Dataset entries on figures:
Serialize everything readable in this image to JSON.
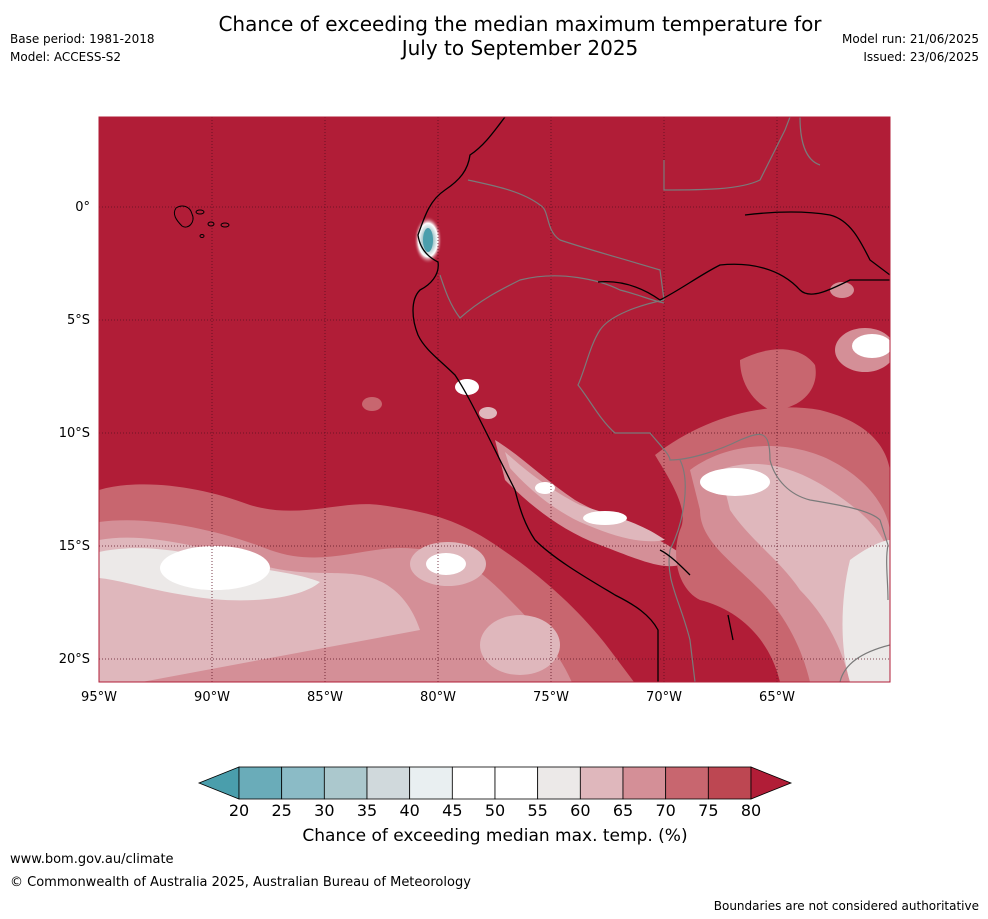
{
  "header": {
    "title_line1": "Chance of exceeding the median maximum temperature for",
    "title_line2": "July to September 2025",
    "base_period": "Base period: 1981-2018",
    "model": "Model: ACCESS-S2",
    "model_run": "Model run: 21/06/2025",
    "issued": "Issued: 23/06/2025"
  },
  "map": {
    "lat_labels": [
      "0°",
      "5°S",
      "10°S",
      "15°S",
      "20°S"
    ],
    "lon_labels": [
      "95°W",
      "90°W",
      "85°W",
      "80°W",
      "75°W",
      "70°W",
      "65°W"
    ],
    "lat_range": [
      -21,
      4
    ],
    "lon_range": [
      -95,
      -60
    ],
    "background_color": "#b11d37",
    "grid": true
  },
  "colorbar": {
    "ticks": [
      "20",
      "25",
      "30",
      "35",
      "40",
      "45",
      "50",
      "55",
      "60",
      "65",
      "70",
      "75",
      "80"
    ],
    "colors": [
      "#4a9eac",
      "#6aacb9",
      "#8bbbc6",
      "#abc8cd",
      "#d0d9dc",
      "#e9eff1",
      "#ffffff",
      "#ffffff",
      "#ece9e8",
      "#dfb7bc",
      "#d48f97",
      "#c8666f",
      "#bd4752",
      "#b11d37"
    ],
    "title": "Chance of exceeding median max. temp. (%)"
  },
  "footer": {
    "url": "www.bom.gov.au/climate",
    "copyright": "© Commonwealth of Australia 2025, Australian Bureau of Meteorology",
    "note": "Boundaries are not considered authoritative"
  }
}
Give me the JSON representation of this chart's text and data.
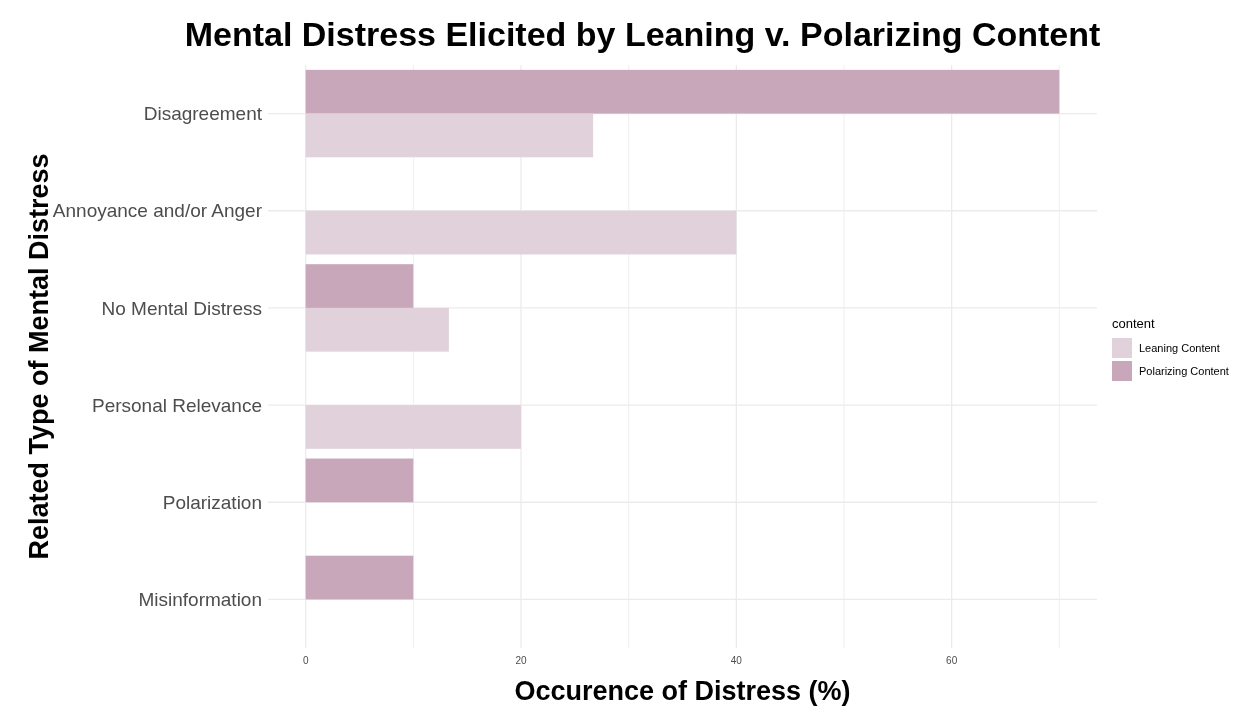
{
  "chart_data": {
    "type": "bar",
    "orientation": "horizontal",
    "title": "Mental Distress Elicited by Leaning v. Polarizing Content",
    "xlabel": "Occurence of Distress (%)",
    "ylabel": "Related Type of Mental Distress",
    "legend_title": "content",
    "legend": "right",
    "grid": true,
    "categories": [
      "Disagreement",
      "Annoyance and/or Anger",
      "No Mental Distress",
      "Personal Relevance",
      "Polarization",
      "Misinformation"
    ],
    "series": [
      {
        "name": "Polarizing Content",
        "color": "#c8a7bb",
        "values": [
          70,
          null,
          10,
          null,
          10,
          10
        ]
      },
      {
        "name": "Leaning Content",
        "color": "#e0d1da",
        "values": [
          26.7,
          40,
          13.3,
          20,
          null,
          null
        ]
      }
    ],
    "xlim": [
      -3.5,
      73.5
    ],
    "xticks": [
      0,
      {
        "value": 10,
        "label": null
      },
      20,
      {
        "value": 30,
        "label": null
      },
      40,
      {
        "value": 50,
        "label": null
      },
      60,
      {
        "value": 70,
        "label": null
      }
    ]
  }
}
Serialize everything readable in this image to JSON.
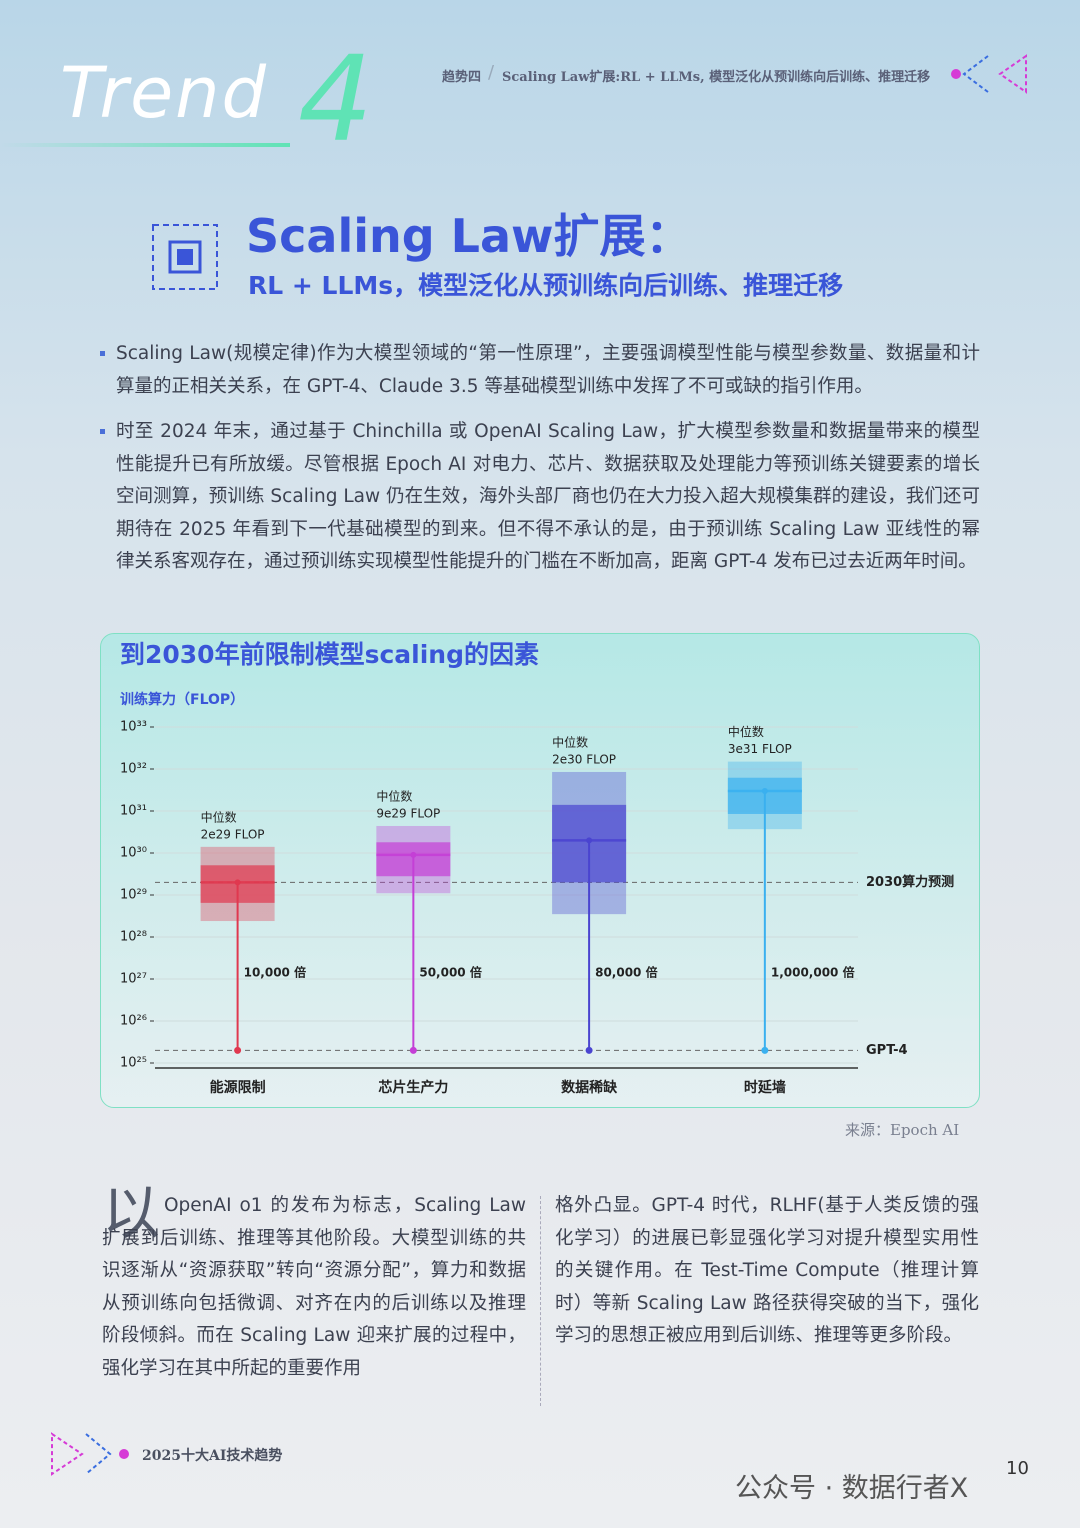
{
  "header": {
    "trend": "Trend",
    "number": "4",
    "section": "趋势四",
    "breadcrumb": "Scaling Law扩展:RL + LLMs, 模型泛化从预训练向后训练、推理迁移"
  },
  "title": {
    "main": "Scaling Law扩展：",
    "sub": "RL + LLMs，模型泛化从预训练向后训练、推理迁移"
  },
  "bullets": [
    "Scaling Law(规模定律)作为大模型领域的“第一性原理”，主要强调模型性能与模型参数量、数据量和计算量的正相关关系，在 GPT-4、Claude 3.5 等基础模型训练中发挥了不可或缺的指引作用。",
    "时至 2024 年末，通过基于 Chinchilla 或 OpenAI Scaling Law，扩大模型参数量和数据量带来的模型性能提升已有所放缓。尽管根据 Epoch AI 对电力、芯片、数据获取及处理能力等预训练关键要素的增长空间测算，预训练 Scaling Law 仍在生效，海外头部厂商也仍在大力投入超大规模集群的建设，我们还可期待在 2025 年看到下一代基础模型的到来。但不得不承认的是，由于预训练 Scaling Law 亚线性的幂律关系客观存在，通过预训练实现模型性能提升的门槛在不断加高，距离 GPT-4 发布已过去近两年时间。"
  ],
  "chart_data": {
    "type": "box",
    "title": "到2030年前限制模型scaling的因素",
    "y_label": "训练算力（FLOP）",
    "log_scale": true,
    "ylim": [
      1e+25,
      1e+33
    ],
    "yticks": [
      {
        "value": 1e+25,
        "label": "10²⁵"
      },
      {
        "value": 1e+26,
        "label": "10²⁶"
      },
      {
        "value": 1e+27,
        "label": "10²⁷"
      },
      {
        "value": 1e+28,
        "label": "10²⁸"
      },
      {
        "value": 1e+29,
        "label": "10²⁹"
      },
      {
        "value": 1e+30,
        "label": "10³⁰"
      },
      {
        "value": 1e+31,
        "label": "10³¹"
      },
      {
        "value": 1e+32,
        "label": "10³²"
      },
      {
        "value": 1e+33,
        "label": "10³³"
      }
    ],
    "median_caption": "中位数",
    "boxes": [
      {
        "category": "能源限制",
        "color": "#e0384f",
        "median": 2e+29,
        "median_label": "2e29 FLOP",
        "outer": [
          2.4e+28,
          1.4e+30
        ],
        "inner": [
          6.5e+28,
          5.1e+29
        ],
        "multiplier_label": "10,000 倍"
      },
      {
        "category": "芯片生产力",
        "color": "#c43fd6",
        "median": 9e+29,
        "median_label": "9e29 FLOP",
        "outer": [
          1.1e+29,
          4.4e+30
        ],
        "inner": [
          2.8e+29,
          1.8e+30
        ],
        "multiplier_label": "50,000 倍"
      },
      {
        "category": "数据稀缺",
        "color": "#4a44d0",
        "median": 2e+30,
        "median_label": "2e30 FLOP",
        "outer": [
          3.5e+28,
          8.5e+31
        ],
        "inner": [
          2e+29,
          1.4e+31
        ],
        "multiplier_label": "80,000 倍"
      },
      {
        "category": "时延墙",
        "color": "#3ab0ef",
        "median": 3e+31,
        "median_label": "3e31 FLOP",
        "outer": [
          3.7e+30,
          1.5e+32
        ],
        "inner": [
          8.5e+30,
          6.2e+31
        ],
        "multiplier_label": "1,000,000 倍"
      }
    ],
    "reference_lines": [
      {
        "value": 2e+29,
        "label": "2030算力预测"
      },
      {
        "value": 2e+25,
        "label": "GPT-4"
      }
    ]
  },
  "source": "来源：Epoch AI",
  "body": {
    "drop_cap": "以",
    "left": "OpenAI o1 的发布为标志，Scaling Law 扩展到后训练、推理等其他阶段。大模型训练的共识逐渐从“资源获取”转向“资源分配”，算力和数据从预训练向包括微调、对齐在内的后训练以及推理阶段倾斜。而在 Scaling Law 迎来扩展的过程中，强化学习在其中所起的重要作用",
    "right": "格外凸显。GPT-4 时代，RLHF(基于人类反馈的强化学习）的进展已彰显强化学习对提升模型实用性的关键作用。在 Test-Time Compute（推理计算时）等新 Scaling Law 路径获得突破的当下，强化学习的思想正被应用到后训练、推理等更多阶段。"
  },
  "footer": {
    "report": "2025十大AI技术趋势",
    "page": "10",
    "watermark": "公众号 · 数据行者X"
  }
}
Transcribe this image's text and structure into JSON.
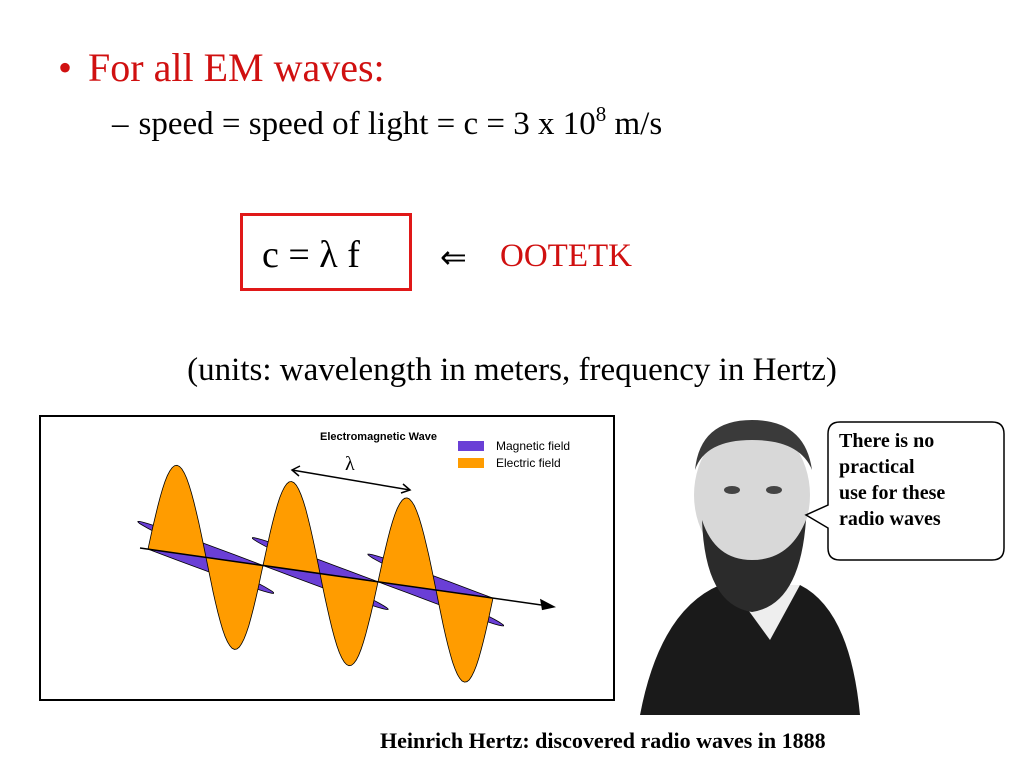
{
  "bullet": {
    "marker": "•",
    "text": "For all EM waves:"
  },
  "sub_bullet": {
    "marker": "–",
    "text": "speed = speed of light = c = 3 x 10",
    "superscript": "8",
    "unit": "m/s"
  },
  "formula": {
    "text": "c = λ f",
    "arrow": "⇐",
    "note": "OOTETK"
  },
  "units": "(units: wavelength in meters, frequency in Hertz)",
  "diagram": {
    "title": "Electromagnetic Wave",
    "legend": [
      "Magnetic field",
      "Electric field"
    ],
    "lambda": "λ"
  },
  "bubble": {
    "lines": [
      "There is no",
      "practical",
      "use for these",
      "radio waves"
    ]
  },
  "caption": "Heinrich Hertz:  discovered radio waves in 1888"
}
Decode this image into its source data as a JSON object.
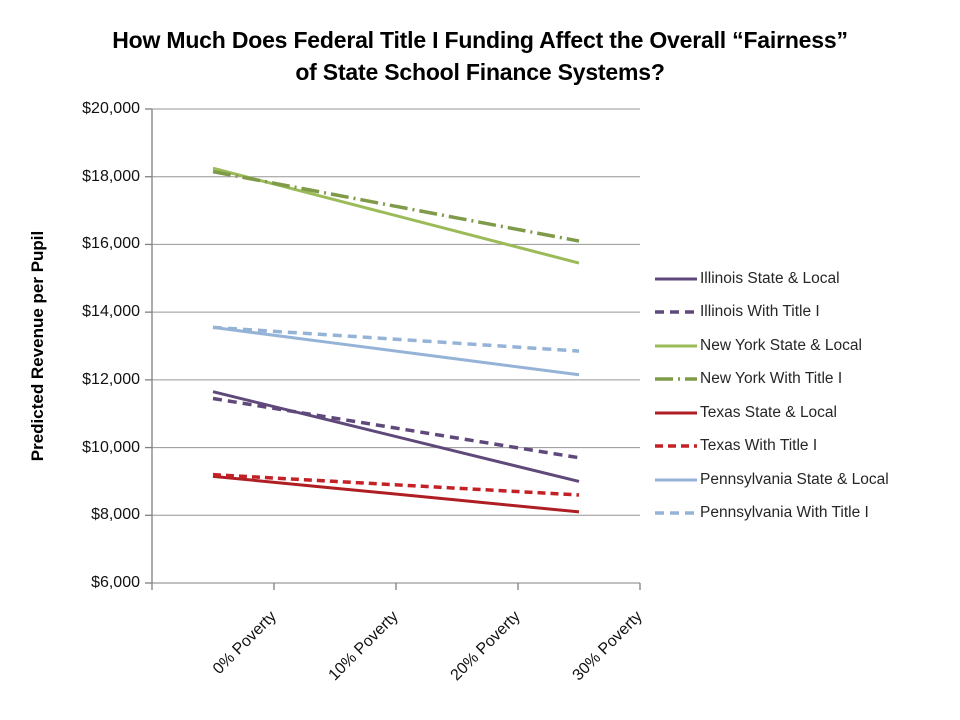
{
  "title": {
    "line1": "How Much Does Federal Title I Funding Affect the Overall “Fairness”",
    "line2": "of State School Finance Systems?"
  },
  "chart_data": {
    "type": "line",
    "title": "How Much Does Federal Title I Funding Affect the Overall “Fairness” of State School Finance Systems?",
    "xlabel": "",
    "ylabel": "Predicted Revenue per Pupil",
    "categories": [
      "0% Poverty",
      "10% Poverty",
      "20% Poverty",
      "30% Poverty"
    ],
    "ylim": [
      6000,
      20000
    ],
    "y_tick_values": [
      20000,
      18000,
      16000,
      14000,
      12000,
      10000,
      8000,
      6000
    ],
    "y_tick_labels": [
      "$20,000",
      "$18,000",
      "$16,000",
      "$14,000",
      "$12,000",
      "$10,000",
      "$8,000",
      "$6,000"
    ],
    "grid": "horizontal",
    "legend_position": "right",
    "axis_color": "#808080",
    "grid_color": "#969696",
    "series": [
      {
        "name": "Illinois State & Local",
        "color": "#5F497A",
        "dash": "",
        "width": 3,
        "values": [
          11650,
          10767,
          9883,
          9000
        ]
      },
      {
        "name": "Illinois With Title I",
        "color": "#5F497A",
        "dash": "9,6",
        "width": 3.5,
        "values": [
          11450,
          10867,
          10283,
          9700
        ]
      },
      {
        "name": "New York State & Local",
        "color": "#9BBB59",
        "dash": "",
        "width": 3,
        "values": [
          18250,
          17317,
          16383,
          15450
        ]
      },
      {
        "name": "New York With Title I",
        "color": "#7F9A48",
        "dash": "18,5,2,5",
        "width": 3.5,
        "values": [
          18150,
          17467,
          16783,
          16100
        ]
      },
      {
        "name": "Texas State & Local",
        "color": "#AF1E23",
        "dash": "",
        "width": 3,
        "values": [
          9150,
          8800,
          8450,
          8100
        ]
      },
      {
        "name": "Texas With Title I",
        "color": "#C42127",
        "dash": "8,5",
        "width": 3.5,
        "values": [
          9200,
          9000,
          8800,
          8600
        ]
      },
      {
        "name": "Pennsylvania State & Local",
        "color": "#95B3D7",
        "dash": "",
        "width": 3,
        "values": [
          13550,
          13083,
          12617,
          12150
        ]
      },
      {
        "name": "Pennsylvania With Title I",
        "color": "#95B3D7",
        "dash": "9,6",
        "width": 3.5,
        "values": [
          13550,
          13317,
          13083,
          12850
        ]
      }
    ]
  }
}
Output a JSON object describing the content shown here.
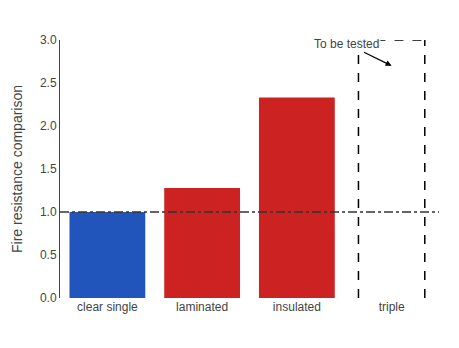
{
  "chart_data": {
    "type": "bar",
    "categories": [
      "clear single",
      "laminated",
      "insulated",
      "triple"
    ],
    "values": [
      1.0,
      1.28,
      2.33,
      null
    ],
    "colors": [
      "#2255bb",
      "#cc2222",
      "#cc2222"
    ],
    "ylabel": "Fire resistance comparison",
    "ylim": [
      0.0,
      3.0
    ],
    "yticks": [
      {
        "value": 0.0,
        "label": "0.0"
      },
      {
        "value": 0.5,
        "label": "0.5"
      },
      {
        "value": 1.0,
        "label": "1.0"
      },
      {
        "value": 1.5,
        "label": "1.5"
      },
      {
        "value": 2.0,
        "label": "2.0"
      },
      {
        "value": 2.5,
        "label": "2.5"
      },
      {
        "value": 3.0,
        "label": "3.0"
      }
    ],
    "grid": false,
    "reference_line": {
      "y": 1.0,
      "color": "#333333",
      "line_style": "dashdot"
    },
    "box": {
      "category": "triple",
      "y0": 0.0,
      "y1": 3.0,
      "color": "black",
      "line_style": "dash"
    },
    "annotations": [
      {
        "text": "To be tested",
        "category": "triple"
      }
    ]
  }
}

• **Task to complete**
In the entries above, locate every line with the word "Pennsylvania" and copy it.

• **Output of the task**
        "name": "Pennsylvania State & Local",
        "name": "Pennsylvania With Title I",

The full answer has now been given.